> Selected extract
++++++++

Table 1 shows the time needed to import a data file with 1,000,000 rows and 25 columns using readRDS, dstrsplit, read_csv (from the readr package), and read.table. Imports were performed for each of R’s native types to see how their different size requirements affect performance. The return value of read_csv includes additional metadata because a ‘tbl_df’ object is returned, which is a subtype of R’s native "data.frame" class. Otherwise all functions return the exact same data. The benchmarks show that, except for character vectors, readRDS is fastest. This is unsurprising since readRDS stores the binary representation of an R object and importing consists of copying the file to memory and registering the object in R. read_csv’s performance is reasonably close to those of iotools across all three platforms and data types. The iotools functions are generally faster on integer and numeric types, whereas the readr functions are slightly faster on character types. In both cases, no performance is lost when dealing with data sets that have mixed data types and results are consistent across operating systems.

Processing the model matrix

In this and the following section, we will show how to estimate, based on the entire Airline on-time performance datase, the slope coefficients for the follwoing linear regression model using OLS: \[\label{eqn:regression} ArrDelay \sim DayOfWeek + DepTime + Month + DepDelay. (\#eq:eqnregression)\] The OLS slope estimates can be calculated by creating the model matrix and applying the normal equations to derive the coefficients. Given the size of the dataset in this example, it will not be possible to calculate the normal equation matrices directly in memory. Instead, the model matrix will be created sequentially over blocks of rows. As this dataset is further split with each year of data being stored in a separate file, we will also need an outer loop over the available yearly files (1988 to 2008).

We first construct the model matrix and save it in a file on disk; the slope coefficients will be calculated in a second step. Separate processing and model fitting in this case are mostly for the sake of breaking down the example into digestible bits. In many real-world data challenges it may still be a good idea, as it provides an intermediate way of checking whether problems arise while fitting the model. Regardless if problems occur either due to a bug in the code or an interruption in computing services, the model matrix does not need to be recalculated.

++++++++

Element placement data:

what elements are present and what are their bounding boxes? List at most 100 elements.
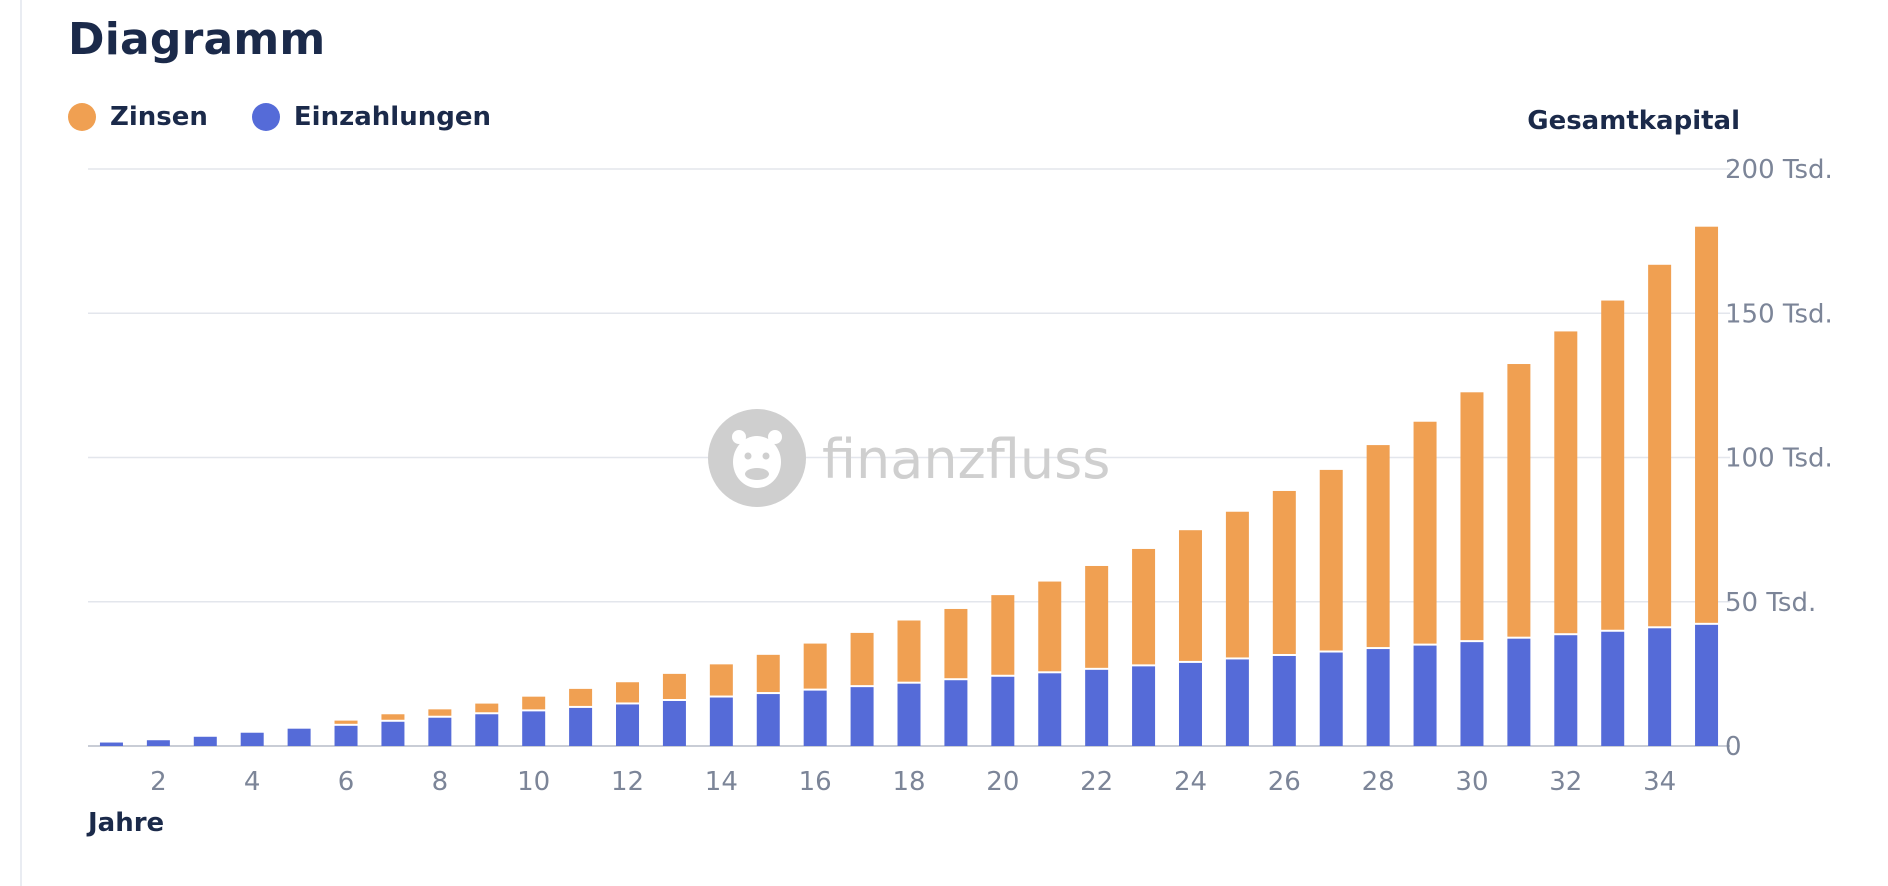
y-tick-label: 50 Tsd. bbox=[1725, 588, 1816, 618]
bar-zinsen[interactable] bbox=[1225, 511, 1249, 658]
x-tick-label: 16 bbox=[799, 767, 832, 797]
x-tick-label: 28 bbox=[1362, 767, 1395, 797]
y-tick-label: 0 bbox=[1725, 732, 1742, 762]
bar-einzahlungen[interactable] bbox=[569, 707, 593, 746]
x-tick-label: 20 bbox=[986, 767, 1019, 797]
bar-zinsen[interactable] bbox=[756, 654, 780, 693]
y-tick-labels: 0 50 Tsd. 100 Tsd. 150 Tsd. 200 Tsd. bbox=[1725, 155, 1833, 762]
legend-item-zinsen[interactable]: Zinsen bbox=[68, 102, 208, 132]
bars bbox=[99, 226, 1719, 746]
bar-einzahlungen[interactable] bbox=[193, 736, 217, 746]
page-title: Diagramm bbox=[68, 14, 326, 65]
bar-einzahlungen[interactable] bbox=[522, 711, 546, 746]
bar-zinsen[interactable] bbox=[1132, 548, 1156, 665]
left-divider bbox=[20, 0, 22, 886]
y-tick-label: 150 Tsd. bbox=[1725, 299, 1833, 329]
watermark: finanzfluss bbox=[708, 409, 1110, 507]
bar-einzahlungen[interactable] bbox=[803, 690, 827, 746]
bar-zinsen[interactable] bbox=[944, 608, 968, 679]
x-tick-label: 26 bbox=[1268, 767, 1301, 797]
bar-zinsen[interactable] bbox=[616, 682, 640, 703]
x-tick-labels: 2 4 6 8 10 12 14 16 18 20 22 24 26 28 30 32 34 bbox=[150, 767, 1676, 797]
x-tick-label: 8 bbox=[432, 767, 449, 797]
bar-einzahlungen[interactable] bbox=[1554, 635, 1578, 746]
legend-dot-zinsen bbox=[68, 103, 96, 131]
bar-zinsen[interactable] bbox=[475, 703, 499, 713]
bar-zinsen[interactable] bbox=[1366, 445, 1390, 648]
bar-zinsen[interactable] bbox=[1413, 421, 1437, 644]
bar-einzahlungen[interactable] bbox=[1507, 638, 1531, 746]
bar-einzahlungen[interactable] bbox=[1132, 666, 1156, 746]
x-tick-label: 12 bbox=[611, 767, 644, 797]
bar-zinsen[interactable] bbox=[569, 688, 593, 706]
bar-zinsen[interactable] bbox=[1319, 469, 1343, 651]
bar-zinsen[interactable] bbox=[1038, 581, 1062, 672]
bar-zinsen[interactable] bbox=[1648, 264, 1672, 627]
bar-zinsen[interactable] bbox=[803, 643, 827, 689]
bar-einzahlungen[interactable] bbox=[756, 694, 780, 746]
x-tick-label: 32 bbox=[1549, 767, 1582, 797]
bar-einzahlungen[interactable] bbox=[850, 687, 874, 746]
bar-einzahlungen[interactable] bbox=[1601, 631, 1625, 746]
bar-einzahlungen[interactable] bbox=[428, 717, 452, 746]
legend-item-einzahlungen[interactable]: Einzahlungen bbox=[251, 102, 491, 132]
bar-einzahlungen[interactable] bbox=[240, 732, 264, 746]
bar-einzahlungen[interactable] bbox=[1225, 659, 1249, 746]
bar-einzahlungen[interactable] bbox=[1460, 642, 1484, 746]
bar-einzahlungen[interactable] bbox=[944, 680, 968, 746]
bar-zinsen[interactable] bbox=[1554, 331, 1578, 634]
legend-dot-einzahlungen bbox=[251, 103, 280, 131]
bar-einzahlungen[interactable] bbox=[1366, 649, 1390, 746]
chart-legend: Zinsen Einzahlungen bbox=[68, 102, 535, 132]
x-tick-label: 24 bbox=[1174, 767, 1207, 797]
bar-zinsen[interactable] bbox=[1272, 490, 1296, 654]
bar-einzahlungen[interactable] bbox=[616, 704, 640, 746]
bar-einzahlungen[interactable] bbox=[475, 714, 499, 746]
bar-einzahlungen[interactable] bbox=[1413, 645, 1437, 746]
bar-zinsen[interactable] bbox=[991, 595, 1015, 675]
bar-zinsen[interactable] bbox=[428, 709, 452, 716]
bar-einzahlungen[interactable] bbox=[662, 700, 686, 746]
x-tick-label: 14 bbox=[705, 767, 738, 797]
bar-zinsen[interactable] bbox=[1695, 226, 1719, 623]
bar-einzahlungen[interactable] bbox=[1272, 655, 1296, 746]
bar-einzahlungen[interactable] bbox=[381, 721, 405, 746]
bar-zinsen[interactable] bbox=[897, 620, 921, 682]
hippo-logo-icon bbox=[708, 409, 806, 507]
bar-zinsen[interactable] bbox=[709, 664, 733, 696]
legend-label-einzahlungen: Einzahlungen bbox=[293, 102, 491, 132]
bar-zinsen[interactable] bbox=[381, 714, 405, 720]
x-tick-label: 30 bbox=[1455, 767, 1488, 797]
x-tick-label: 22 bbox=[1080, 767, 1113, 797]
bar-zinsen[interactable] bbox=[1460, 392, 1484, 641]
bar-zinsen[interactable] bbox=[1601, 300, 1625, 630]
bar-zinsen[interactable] bbox=[1178, 530, 1202, 661]
bar-einzahlungen[interactable] bbox=[1085, 669, 1109, 746]
y-tick-label: 100 Tsd. bbox=[1725, 444, 1833, 474]
watermark-text: finanzfluss bbox=[822, 428, 1110, 491]
legend-label-zinsen: Zinsen bbox=[110, 102, 208, 132]
bar-einzahlungen[interactable] bbox=[1319, 652, 1343, 746]
bar-zinsen[interactable] bbox=[334, 720, 358, 724]
bar-einzahlungen[interactable] bbox=[99, 742, 123, 746]
bar-einzahlungen[interactable] bbox=[991, 676, 1015, 746]
x-tick-label: 34 bbox=[1643, 767, 1676, 797]
bar-einzahlungen[interactable] bbox=[1648, 628, 1672, 746]
y-axis-title: Gesamtkapital bbox=[1527, 106, 1740, 136]
bar-zinsen[interactable] bbox=[662, 673, 686, 699]
bar-zinsen[interactable] bbox=[1507, 364, 1531, 637]
bar-einzahlungen[interactable] bbox=[146, 740, 170, 746]
bar-zinsen[interactable] bbox=[1085, 565, 1109, 668]
x-tick-label: 6 bbox=[338, 767, 355, 797]
bar-zinsen[interactable] bbox=[522, 696, 546, 710]
bar-einzahlungen[interactable] bbox=[1038, 673, 1062, 746]
bar-einzahlungen[interactable] bbox=[287, 728, 311, 746]
bar-einzahlungen[interactable] bbox=[334, 725, 358, 746]
bar-einzahlungen[interactable] bbox=[1695, 624, 1719, 746]
x-tick-label: 2 bbox=[150, 767, 167, 797]
bar-zinsen[interactable] bbox=[850, 632, 874, 686]
bar-einzahlungen[interactable] bbox=[1178, 662, 1202, 746]
bar-einzahlungen[interactable] bbox=[709, 697, 733, 746]
bar-einzahlungen[interactable] bbox=[897, 683, 921, 746]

++++++++

> Tasks to carry out
1: Transcribe the stretch of the passage on R data processing from "Processing the model" through "(1988 to 2008).".
2: Restate word for word the stretch of rows from the line containing "y-tick-label: 50 Tsd." through the line containing "y-tick-labels: 0 50", both lines included.
The rows bear no relation to the passage on R data processing.

> Results of the tasks
1:
Processing the model matrix

In this and the following section, we will show how to estimate, based on the entire Airline on-time performance datase, the slope coefficients for the follwoing linear regression model using OLS: \[\label{eqn:regression} ArrDelay \sim DayOfWeek + DepTime + Month + DepDelay. (\#eq:eqnregression)\] The OLS slope estimates can be calculated by creating the model matrix and applying the normal equations to derive the coefficients. Given the size of the dataset in this example, it will not be possible to calculate the normal equation matrices directly in memory. Instead, the model matrix will be created sequentially over blocks of rows. As this dataset is further split with each year of data being stored in a separate file, we will also need an outer loop over the available yearly files (1988 to 2008).

2:
y-tick-label: 50 Tsd. bbox=[1725, 588, 1816, 618]
bar-zinsen[interactable] bbox=[1225, 511, 1249, 658]
x-tick-label: 16 bbox=[799, 767, 832, 797]
x-tick-label: 28 bbox=[1362, 767, 1395, 797]
y-tick-label: 0 bbox=[1725, 732, 1742, 762]
bar-einzahlungen[interactable] bbox=[569, 707, 593, 746]
x-tick-label: 20 bbox=[986, 767, 1019, 797]
bar-zinsen[interactable] bbox=[756, 654, 780, 693]
y-tick-labels: 0 50 Tsd. 100 Tsd. 150 Tsd. 200 Tsd. bbox=[1725, 155, 1833, 762]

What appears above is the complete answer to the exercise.